**WHAT IS EXPECTED**
Give nothing except the number of lines containing the word "between".

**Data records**
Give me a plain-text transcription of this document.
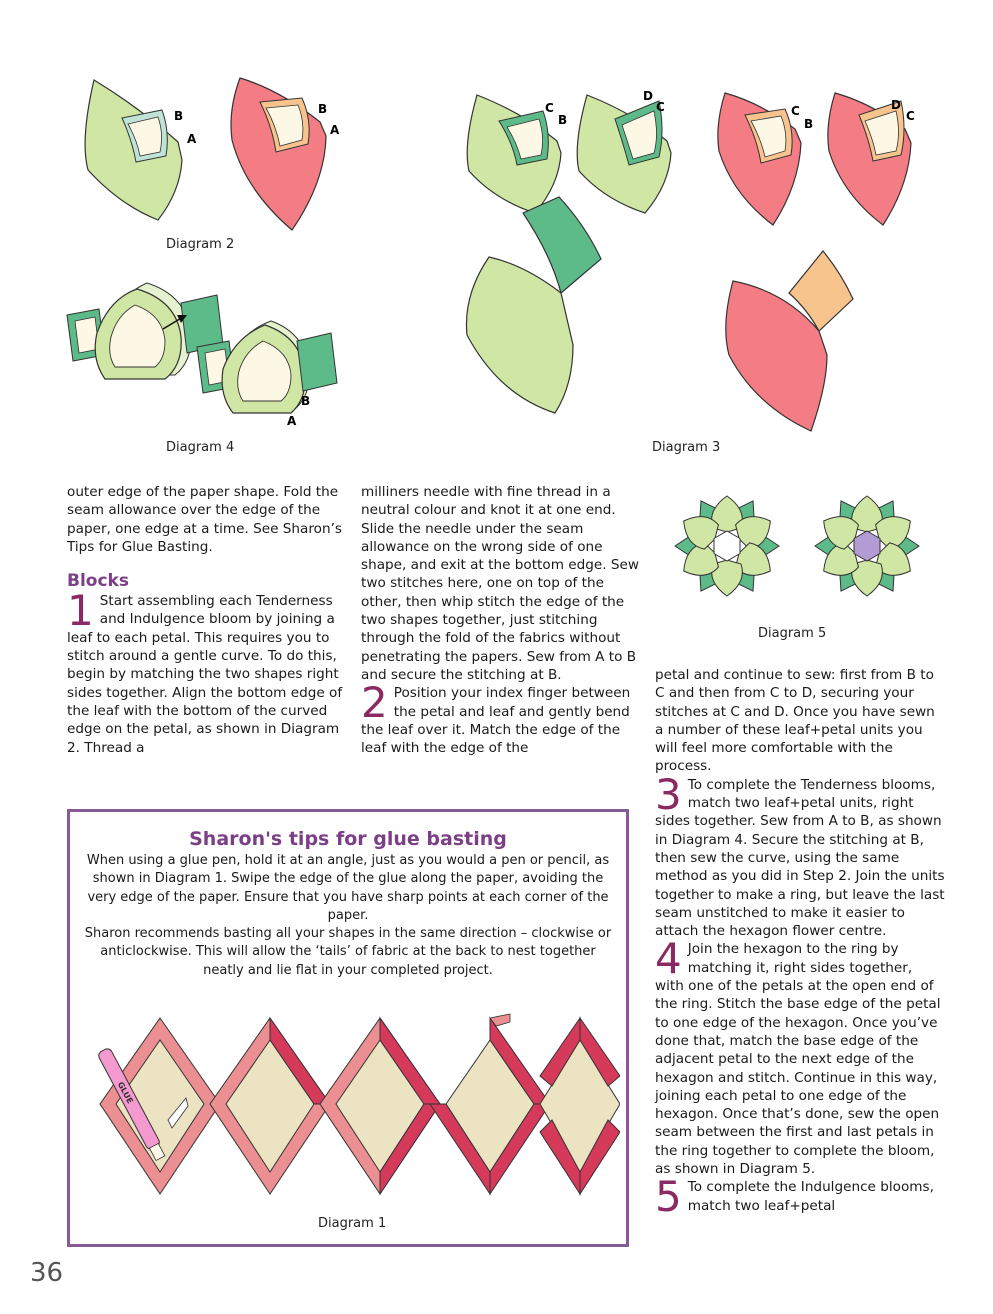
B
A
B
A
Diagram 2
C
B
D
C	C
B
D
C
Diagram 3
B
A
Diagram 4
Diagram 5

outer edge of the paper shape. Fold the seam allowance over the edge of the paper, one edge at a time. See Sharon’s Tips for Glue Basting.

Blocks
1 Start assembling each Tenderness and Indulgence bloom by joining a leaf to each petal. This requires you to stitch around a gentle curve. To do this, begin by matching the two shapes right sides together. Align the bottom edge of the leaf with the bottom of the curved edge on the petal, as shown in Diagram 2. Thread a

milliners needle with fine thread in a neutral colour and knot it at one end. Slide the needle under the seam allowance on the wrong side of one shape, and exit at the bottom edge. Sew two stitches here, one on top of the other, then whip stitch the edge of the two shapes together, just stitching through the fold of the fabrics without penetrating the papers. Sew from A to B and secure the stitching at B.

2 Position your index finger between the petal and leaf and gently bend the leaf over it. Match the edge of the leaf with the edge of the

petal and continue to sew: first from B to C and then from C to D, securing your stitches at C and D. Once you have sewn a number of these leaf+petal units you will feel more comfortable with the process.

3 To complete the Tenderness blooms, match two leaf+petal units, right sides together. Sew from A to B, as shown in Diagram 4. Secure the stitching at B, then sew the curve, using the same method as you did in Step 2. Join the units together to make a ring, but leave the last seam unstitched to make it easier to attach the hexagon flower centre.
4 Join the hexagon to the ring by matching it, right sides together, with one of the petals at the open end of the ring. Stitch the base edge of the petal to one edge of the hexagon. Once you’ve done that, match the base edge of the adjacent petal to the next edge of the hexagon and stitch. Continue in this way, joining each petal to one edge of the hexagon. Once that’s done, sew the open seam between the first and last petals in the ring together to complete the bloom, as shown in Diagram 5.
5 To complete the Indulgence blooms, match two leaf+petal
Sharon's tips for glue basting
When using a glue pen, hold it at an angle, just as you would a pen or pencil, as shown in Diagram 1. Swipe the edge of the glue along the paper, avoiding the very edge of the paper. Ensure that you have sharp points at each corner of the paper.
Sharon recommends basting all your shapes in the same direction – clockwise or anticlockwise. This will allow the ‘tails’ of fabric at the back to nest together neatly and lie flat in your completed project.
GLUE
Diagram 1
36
* * *
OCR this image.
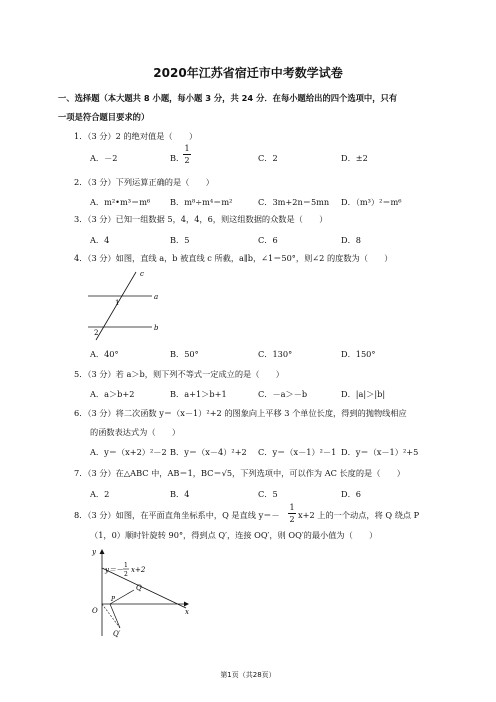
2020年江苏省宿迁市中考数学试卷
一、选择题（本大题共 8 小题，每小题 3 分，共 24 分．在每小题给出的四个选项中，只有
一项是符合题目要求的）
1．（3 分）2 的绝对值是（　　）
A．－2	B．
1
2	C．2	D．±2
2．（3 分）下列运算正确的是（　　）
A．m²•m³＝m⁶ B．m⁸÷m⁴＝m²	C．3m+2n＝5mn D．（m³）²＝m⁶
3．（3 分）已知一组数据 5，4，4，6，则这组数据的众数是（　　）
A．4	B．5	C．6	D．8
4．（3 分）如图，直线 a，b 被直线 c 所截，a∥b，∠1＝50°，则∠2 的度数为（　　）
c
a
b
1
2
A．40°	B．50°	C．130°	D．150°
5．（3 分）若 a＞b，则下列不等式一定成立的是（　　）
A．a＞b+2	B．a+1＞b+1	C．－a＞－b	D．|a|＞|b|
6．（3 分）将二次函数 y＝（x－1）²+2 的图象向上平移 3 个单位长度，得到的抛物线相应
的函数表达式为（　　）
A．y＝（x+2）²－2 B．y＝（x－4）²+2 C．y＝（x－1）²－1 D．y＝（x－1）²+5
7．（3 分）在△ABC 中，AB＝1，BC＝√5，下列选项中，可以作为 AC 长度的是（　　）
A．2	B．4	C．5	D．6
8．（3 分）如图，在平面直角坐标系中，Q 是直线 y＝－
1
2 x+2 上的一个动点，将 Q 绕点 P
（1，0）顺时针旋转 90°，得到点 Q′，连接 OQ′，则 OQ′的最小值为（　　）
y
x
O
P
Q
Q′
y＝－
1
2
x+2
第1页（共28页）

**ANSWER TO THIS PROBLEM**
2